◆ **EXERCISE PROMPT**
Print the data exactly as it is given, please.

___ MATERIAL FOR THIS TASK

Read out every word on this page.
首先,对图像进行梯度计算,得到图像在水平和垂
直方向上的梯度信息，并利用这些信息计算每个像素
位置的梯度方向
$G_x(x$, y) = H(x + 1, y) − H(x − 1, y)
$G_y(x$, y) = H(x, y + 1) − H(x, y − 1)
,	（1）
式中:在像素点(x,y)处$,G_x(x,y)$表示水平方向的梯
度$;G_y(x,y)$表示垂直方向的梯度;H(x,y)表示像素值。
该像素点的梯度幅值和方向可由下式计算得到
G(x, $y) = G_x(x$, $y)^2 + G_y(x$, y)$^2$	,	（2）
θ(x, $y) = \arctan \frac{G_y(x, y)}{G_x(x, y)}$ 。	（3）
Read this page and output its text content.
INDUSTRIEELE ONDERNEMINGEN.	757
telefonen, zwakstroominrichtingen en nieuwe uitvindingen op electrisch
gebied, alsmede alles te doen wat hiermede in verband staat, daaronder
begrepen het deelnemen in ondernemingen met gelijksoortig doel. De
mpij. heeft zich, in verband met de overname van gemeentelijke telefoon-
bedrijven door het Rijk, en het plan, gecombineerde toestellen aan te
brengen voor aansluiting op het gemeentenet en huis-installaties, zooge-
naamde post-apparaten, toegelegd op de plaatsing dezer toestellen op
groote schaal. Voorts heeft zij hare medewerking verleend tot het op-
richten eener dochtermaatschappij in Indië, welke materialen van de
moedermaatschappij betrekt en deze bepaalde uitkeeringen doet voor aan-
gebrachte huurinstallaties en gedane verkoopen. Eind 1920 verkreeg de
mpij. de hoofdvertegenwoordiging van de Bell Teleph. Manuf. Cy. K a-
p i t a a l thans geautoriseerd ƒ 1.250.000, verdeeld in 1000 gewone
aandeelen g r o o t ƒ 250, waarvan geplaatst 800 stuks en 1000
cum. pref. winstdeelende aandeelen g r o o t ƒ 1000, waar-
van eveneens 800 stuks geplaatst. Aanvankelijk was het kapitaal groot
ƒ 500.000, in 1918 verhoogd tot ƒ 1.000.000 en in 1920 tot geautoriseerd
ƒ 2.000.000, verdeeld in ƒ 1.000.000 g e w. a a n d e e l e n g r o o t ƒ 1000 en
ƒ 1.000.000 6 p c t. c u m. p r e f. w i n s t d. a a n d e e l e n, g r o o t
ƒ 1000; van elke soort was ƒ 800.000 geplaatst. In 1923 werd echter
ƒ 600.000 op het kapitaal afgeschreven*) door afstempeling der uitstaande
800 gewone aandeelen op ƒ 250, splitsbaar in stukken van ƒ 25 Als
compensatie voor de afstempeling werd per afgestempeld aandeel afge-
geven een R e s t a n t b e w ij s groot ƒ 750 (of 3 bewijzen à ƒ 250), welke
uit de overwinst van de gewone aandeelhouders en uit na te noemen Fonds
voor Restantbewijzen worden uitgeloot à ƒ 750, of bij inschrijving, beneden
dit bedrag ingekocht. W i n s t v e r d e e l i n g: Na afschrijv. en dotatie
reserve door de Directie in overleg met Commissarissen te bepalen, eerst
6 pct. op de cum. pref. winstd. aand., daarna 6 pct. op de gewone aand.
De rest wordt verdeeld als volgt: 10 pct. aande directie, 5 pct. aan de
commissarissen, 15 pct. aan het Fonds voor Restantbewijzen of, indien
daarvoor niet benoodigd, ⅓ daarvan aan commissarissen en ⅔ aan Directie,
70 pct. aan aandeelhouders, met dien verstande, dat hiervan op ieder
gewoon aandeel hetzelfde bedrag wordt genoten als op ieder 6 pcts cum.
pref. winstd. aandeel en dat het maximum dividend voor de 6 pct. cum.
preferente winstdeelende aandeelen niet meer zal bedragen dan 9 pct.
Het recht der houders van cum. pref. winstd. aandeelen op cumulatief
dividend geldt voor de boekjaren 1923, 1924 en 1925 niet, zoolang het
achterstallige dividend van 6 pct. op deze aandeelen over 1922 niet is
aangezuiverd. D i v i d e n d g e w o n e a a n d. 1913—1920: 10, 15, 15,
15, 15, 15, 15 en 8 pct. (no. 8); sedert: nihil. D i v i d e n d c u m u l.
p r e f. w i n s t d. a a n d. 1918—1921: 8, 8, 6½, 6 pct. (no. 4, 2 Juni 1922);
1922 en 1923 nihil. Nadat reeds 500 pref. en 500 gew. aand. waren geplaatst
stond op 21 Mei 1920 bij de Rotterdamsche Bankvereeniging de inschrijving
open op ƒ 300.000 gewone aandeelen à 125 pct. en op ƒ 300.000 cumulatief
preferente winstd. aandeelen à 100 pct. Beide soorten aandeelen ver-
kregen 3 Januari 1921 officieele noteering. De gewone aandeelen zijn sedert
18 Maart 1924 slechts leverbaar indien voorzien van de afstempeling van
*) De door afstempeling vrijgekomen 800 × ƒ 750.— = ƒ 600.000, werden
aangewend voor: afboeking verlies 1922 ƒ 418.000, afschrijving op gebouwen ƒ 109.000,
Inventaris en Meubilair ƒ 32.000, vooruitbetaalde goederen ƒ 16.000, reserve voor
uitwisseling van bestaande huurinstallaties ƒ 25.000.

______

◆ **WRITTEN SOLUTION**
Read out every word on this page.
首先,对图像进行梯度计算,得到图像在水平和垂
直方向上的梯度信息，并利用这些信息计算每个像素
位置的梯度方向
$G_x(x$, y) = H(x + 1, y) − H(x − 1, y)
$G_y(x$, y) = H(x, y + 1) − H(x, y − 1)
,	（1）
式中:在像素点(x,y)处$,G_x(x,y)$表示水平方向的梯
度$;G_y(x,y)$表示垂直方向的梯度;H(x,y)表示像素值。
该像素点的梯度幅值和方向可由下式计算得到
G(x, $y) = G_x(x$, $y)^2 + G_y(x$, y)$^2$	,	（2）
θ(x, $y) = \arctan \frac{G_y(x, y)}{G_x(x, y)}$ 。	（3）
Read this page and output its text content.
INDUSTRIEELE ONDERNEMINGEN.	757
telefonen, zwakstroominrichtingen en nieuwe uitvindingen op electrisch
gebied, alsmede alles te doen wat hiermede in verband staat, daaronder
begrepen het deelnemen in ondernemingen met gelijksoortig doel. De
mpij. heeft zich, in verband met de overname van gemeentelijke telefoon-
bedrijven door het Rijk, en het plan, gecombineerde toestellen aan te
brengen voor aansluiting op het gemeentenet en huis-installaties, zooge-
naamde post-apparaten, toegelegd op de plaatsing dezer toestellen op
groote schaal. Voorts heeft zij hare medewerking verleend tot het op-
richten eener dochtermaatschappij in Indië, welke materialen van de
moedermaatschappij betrekt en deze bepaalde uitkeeringen doet voor aan-
gebrachte huurinstallaties en gedane verkoopen. Eind 1920 verkreeg de
mpij. de hoofdvertegenwoordiging van de Bell Teleph. Manuf. Cy. K a-
p i t a a l thans geautoriseerd ƒ 1.250.000, verdeeld in 1000 gewone
aandeelen g r o o t ƒ 250, waarvan geplaatst 800 stuks en 1000
cum. pref. winstdeelende aandeelen g r o o t ƒ 1000, waar-
van eveneens 800 stuks geplaatst. Aanvankelijk was het kapitaal groot
ƒ 500.000, in 1918 verhoogd tot ƒ 1.000.000 en in 1920 tot geautoriseerd
ƒ 2.000.000, verdeeld in ƒ 1.000.000 g e w. a a n d e e l e n g r o o t ƒ 1000 en
ƒ 1.000.000 6 p c t. c u m. p r e f. w i n s t d. a a n d e e l e n, g r o o t
ƒ 1000; van elke soort was ƒ 800.000 geplaatst. In 1923 werd echter
ƒ 600.000 op het kapitaal afgeschreven*) door afstempeling der uitstaande
800 gewone aandeelen op ƒ 250, splitsbaar in stukken van ƒ 25 Als
compensatie voor de afstempeling werd per afgestempeld aandeel afge-
geven een R e s t a n t b e w ij s groot ƒ 750 (of 3 bewijzen à ƒ 250), welke
uit de overwinst van de gewone aandeelhouders en uit na te noemen Fonds
voor Restantbewijzen worden uitgeloot à ƒ 750, of bij inschrijving, beneden
dit bedrag ingekocht. W i n s t v e r d e e l i n g: Na afschrijv. en dotatie
reserve door de Directie in overleg met Commissarissen te bepalen, eerst
6 pct. op de cum. pref. winstd. aand., daarna 6 pct. op de gewone aand.
De rest wordt verdeeld als volgt: 10 pct. aande directie, 5 pct. aan de
commissarissen, 15 pct. aan het Fonds voor Restantbewijzen of, indien
daarvoor niet benoodigd, ⅓ daarvan aan commissarissen en ⅔ aan Directie,
70 pct. aan aandeelhouders, met dien verstande, dat hiervan op ieder
gewoon aandeel hetzelfde bedrag wordt genoten als op ieder 6 pcts cum.
pref. winstd. aandeel en dat het maximum dividend voor de 6 pct. cum.
preferente winstdeelende aandeelen niet meer zal bedragen dan 9 pct.
Het recht der houders van cum. pref. winstd. aandeelen op cumulatief
dividend geldt voor de boekjaren 1923, 1924 en 1925 niet, zoolang het
achterstallige dividend van 6 pct. op deze aandeelen over 1922 niet is
aangezuiverd. D i v i d e n d g e w o n e a a n d. 1913—1920: 10, 15, 15,
15, 15, 15, 15 en 8 pct. (no. 8); sedert: nihil. D i v i d e n d c u m u l.
p r e f. w i n s t d. a a n d. 1918—1921: 8, 8, 6½, 6 pct. (no. 4, 2 Juni 1922);
1922 en 1923 nihil. Nadat reeds 500 pref. en 500 gew. aand. waren geplaatst
stond op 21 Mei 1920 bij de Rotterdamsche Bankvereeniging de inschrijving
open op ƒ 300.000 gewone aandeelen à 125 pct. en op ƒ 300.000 cumulatief
preferente winstd. aandeelen à 100 pct. Beide soorten aandeelen ver-
kregen 3 Januari 1921 officieele noteering. De gewone aandeelen zijn sedert
18 Maart 1924 slechts leverbaar indien voorzien van de afstempeling van
*) De door afstempeling vrijgekomen 800 × ƒ 750.— = ƒ 600.000, werden
aangewend voor: afboeking verlies 1922 ƒ 418.000, afschrijving op gebouwen ƒ 109.000,
Inventaris en Meubilair ƒ 32.000, vooruitbetaalde goederen ƒ 16.000, reserve voor
uitwisseling van bestaande huurinstallaties ƒ 25.000.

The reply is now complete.